What is it about?
Cholesterol accumulation in the brain seems to play a role in the Alzheimer’s disease (AD) pathogenesis. 24-hydroxycholesterol (24OH-C, also called cerebrosterol) is the predominant metabolite of brain C and its synthesis is believed to represent a way to remove excess C from neurons. Previous studies showed that 24OH-C level is altered in patients with neurodegenerative diseases, including AD. Only one study demonstrated that 24OH-C esterification is altered in neurodegenerative diseases, i.e. amyotrophic lateral sclerosis. In this work we found that level of 24OH-C esters in cerebrospinal fluid (CSF) positively correlated with that in homologous serum and was lower in both CSF and blood from AD patients as compared to controls. Then we analyzed the level of 24OH-C esters in plasma from AD, controls, and subjects with mild cognitive impairment (MCI) converting to AD (MCI-conv) or stable condition (i.e. MCI non-converters). The plasma level of 24OH-C esters was lower in MCI-conv than in non-converters. A significant anticipation of the AD onset was found in MCI-conv subjects with the lowest level of 24OH-C esters.
Why is it important?
The results indicate that reduced level of 24OH-C esters in AD and MCI-conv, as well as the disease anticipation in MCI-conv subjects with the lowest level, support a role of the cholesterol/LCAT axis in AD onset/progression.
#####
EXERCISE - In the Alzheimer's summary above, rewrite everything from "Why is it important?" down to "in AD onset/progression.", swapping "reduced" for "decreased".
#####
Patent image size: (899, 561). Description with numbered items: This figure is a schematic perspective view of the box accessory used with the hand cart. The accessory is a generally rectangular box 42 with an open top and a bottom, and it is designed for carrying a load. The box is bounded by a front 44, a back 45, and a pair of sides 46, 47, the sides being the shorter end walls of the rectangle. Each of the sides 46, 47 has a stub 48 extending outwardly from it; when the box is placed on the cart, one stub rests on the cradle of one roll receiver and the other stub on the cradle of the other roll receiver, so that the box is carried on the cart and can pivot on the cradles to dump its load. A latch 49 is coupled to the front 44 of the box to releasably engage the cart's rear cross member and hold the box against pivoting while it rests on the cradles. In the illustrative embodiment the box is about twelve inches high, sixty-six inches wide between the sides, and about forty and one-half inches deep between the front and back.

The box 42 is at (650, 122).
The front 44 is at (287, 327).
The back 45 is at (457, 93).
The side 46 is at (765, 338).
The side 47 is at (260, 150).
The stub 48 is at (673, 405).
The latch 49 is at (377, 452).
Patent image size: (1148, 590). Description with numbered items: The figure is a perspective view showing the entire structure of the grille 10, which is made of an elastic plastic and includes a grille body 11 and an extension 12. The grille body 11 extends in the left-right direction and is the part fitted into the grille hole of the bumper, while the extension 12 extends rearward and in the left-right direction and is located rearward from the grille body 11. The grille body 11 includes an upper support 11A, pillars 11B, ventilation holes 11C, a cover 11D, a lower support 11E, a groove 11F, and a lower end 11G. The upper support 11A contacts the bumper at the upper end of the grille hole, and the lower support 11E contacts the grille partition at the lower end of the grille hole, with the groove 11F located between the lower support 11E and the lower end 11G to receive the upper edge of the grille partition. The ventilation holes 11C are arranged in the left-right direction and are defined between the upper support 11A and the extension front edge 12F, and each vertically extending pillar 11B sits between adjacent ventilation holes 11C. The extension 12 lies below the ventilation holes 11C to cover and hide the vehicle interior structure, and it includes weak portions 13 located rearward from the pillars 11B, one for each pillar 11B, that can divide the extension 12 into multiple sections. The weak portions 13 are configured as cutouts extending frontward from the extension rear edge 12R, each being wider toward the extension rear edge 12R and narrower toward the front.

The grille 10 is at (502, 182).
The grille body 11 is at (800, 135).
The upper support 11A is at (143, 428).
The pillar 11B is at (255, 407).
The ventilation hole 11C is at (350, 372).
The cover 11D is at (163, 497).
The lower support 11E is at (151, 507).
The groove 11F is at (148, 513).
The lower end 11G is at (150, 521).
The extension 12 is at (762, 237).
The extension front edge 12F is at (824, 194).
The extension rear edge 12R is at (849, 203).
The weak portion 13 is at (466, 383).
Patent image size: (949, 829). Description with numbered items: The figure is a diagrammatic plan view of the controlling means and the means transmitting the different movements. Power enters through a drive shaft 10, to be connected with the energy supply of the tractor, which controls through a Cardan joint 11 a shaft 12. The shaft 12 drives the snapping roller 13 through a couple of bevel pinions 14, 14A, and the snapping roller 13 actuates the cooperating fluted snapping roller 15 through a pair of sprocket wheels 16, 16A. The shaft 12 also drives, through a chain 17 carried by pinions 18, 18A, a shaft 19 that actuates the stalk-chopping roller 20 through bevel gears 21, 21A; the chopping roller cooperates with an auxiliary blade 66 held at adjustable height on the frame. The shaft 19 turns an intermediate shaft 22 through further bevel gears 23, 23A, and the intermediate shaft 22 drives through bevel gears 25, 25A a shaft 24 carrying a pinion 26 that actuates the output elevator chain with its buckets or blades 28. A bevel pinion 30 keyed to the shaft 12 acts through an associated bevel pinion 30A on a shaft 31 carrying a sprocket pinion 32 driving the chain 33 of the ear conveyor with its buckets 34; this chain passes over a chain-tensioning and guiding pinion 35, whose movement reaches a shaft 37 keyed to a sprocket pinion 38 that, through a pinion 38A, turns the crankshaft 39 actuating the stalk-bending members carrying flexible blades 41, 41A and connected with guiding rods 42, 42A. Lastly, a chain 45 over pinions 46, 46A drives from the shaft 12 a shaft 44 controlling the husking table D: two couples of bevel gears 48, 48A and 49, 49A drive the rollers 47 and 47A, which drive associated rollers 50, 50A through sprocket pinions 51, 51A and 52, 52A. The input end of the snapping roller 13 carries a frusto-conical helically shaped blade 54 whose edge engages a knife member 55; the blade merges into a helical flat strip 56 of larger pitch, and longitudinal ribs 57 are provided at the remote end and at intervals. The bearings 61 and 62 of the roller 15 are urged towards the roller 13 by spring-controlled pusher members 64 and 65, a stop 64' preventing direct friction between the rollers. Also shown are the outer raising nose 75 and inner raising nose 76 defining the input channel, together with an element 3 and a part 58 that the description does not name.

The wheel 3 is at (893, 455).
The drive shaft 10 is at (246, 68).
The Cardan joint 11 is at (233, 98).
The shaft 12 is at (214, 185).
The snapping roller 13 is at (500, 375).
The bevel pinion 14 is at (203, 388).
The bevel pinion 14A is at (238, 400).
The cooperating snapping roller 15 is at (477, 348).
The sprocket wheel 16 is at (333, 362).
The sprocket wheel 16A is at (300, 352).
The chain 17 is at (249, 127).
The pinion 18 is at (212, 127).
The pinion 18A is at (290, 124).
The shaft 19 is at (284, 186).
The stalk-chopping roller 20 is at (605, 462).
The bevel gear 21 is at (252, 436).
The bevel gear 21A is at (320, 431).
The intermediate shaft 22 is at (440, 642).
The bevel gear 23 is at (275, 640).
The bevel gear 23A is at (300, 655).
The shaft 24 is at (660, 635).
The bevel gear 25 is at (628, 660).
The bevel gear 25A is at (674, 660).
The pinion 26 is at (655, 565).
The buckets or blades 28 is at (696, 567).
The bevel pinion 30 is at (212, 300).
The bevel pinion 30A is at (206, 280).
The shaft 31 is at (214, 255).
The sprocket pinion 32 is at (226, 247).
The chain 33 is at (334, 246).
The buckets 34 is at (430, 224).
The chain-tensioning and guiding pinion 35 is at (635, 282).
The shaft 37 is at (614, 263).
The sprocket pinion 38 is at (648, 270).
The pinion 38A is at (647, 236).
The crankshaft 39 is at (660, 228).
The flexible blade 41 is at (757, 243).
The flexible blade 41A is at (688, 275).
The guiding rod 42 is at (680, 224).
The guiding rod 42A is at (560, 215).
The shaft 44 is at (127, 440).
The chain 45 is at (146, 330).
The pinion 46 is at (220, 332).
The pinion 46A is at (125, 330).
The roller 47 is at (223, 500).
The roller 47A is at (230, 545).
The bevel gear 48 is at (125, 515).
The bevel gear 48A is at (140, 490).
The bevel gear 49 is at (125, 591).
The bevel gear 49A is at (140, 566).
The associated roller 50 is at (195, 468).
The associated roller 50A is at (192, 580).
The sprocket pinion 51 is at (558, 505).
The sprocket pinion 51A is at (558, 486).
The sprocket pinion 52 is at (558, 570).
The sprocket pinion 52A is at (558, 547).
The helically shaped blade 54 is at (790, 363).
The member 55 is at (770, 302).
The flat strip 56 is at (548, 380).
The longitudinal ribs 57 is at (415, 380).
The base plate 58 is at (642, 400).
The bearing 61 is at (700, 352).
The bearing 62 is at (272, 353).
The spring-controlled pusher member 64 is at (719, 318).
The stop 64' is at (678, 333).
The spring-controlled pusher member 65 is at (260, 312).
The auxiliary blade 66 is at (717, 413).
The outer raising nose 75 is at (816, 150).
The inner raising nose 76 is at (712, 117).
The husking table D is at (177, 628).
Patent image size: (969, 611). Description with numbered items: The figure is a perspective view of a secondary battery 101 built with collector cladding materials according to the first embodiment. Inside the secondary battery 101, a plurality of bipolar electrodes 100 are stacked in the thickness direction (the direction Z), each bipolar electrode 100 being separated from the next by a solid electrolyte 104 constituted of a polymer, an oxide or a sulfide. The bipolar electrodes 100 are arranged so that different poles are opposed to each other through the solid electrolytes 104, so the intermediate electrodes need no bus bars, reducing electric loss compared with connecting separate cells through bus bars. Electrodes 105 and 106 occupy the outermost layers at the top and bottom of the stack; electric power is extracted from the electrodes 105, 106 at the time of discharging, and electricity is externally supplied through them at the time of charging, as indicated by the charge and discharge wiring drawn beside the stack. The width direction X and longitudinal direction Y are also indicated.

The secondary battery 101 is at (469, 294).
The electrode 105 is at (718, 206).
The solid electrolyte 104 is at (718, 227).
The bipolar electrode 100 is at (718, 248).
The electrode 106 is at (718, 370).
#####
ANSWER -
Why is it important?
The results indicate that decreased level of 24OH-C esters in AD and MCI-conv, as well as the disease anticipation in MCI-conv subjects with the lowest level, support a role of the cholesterol/LCAT axis in AD onset/progression.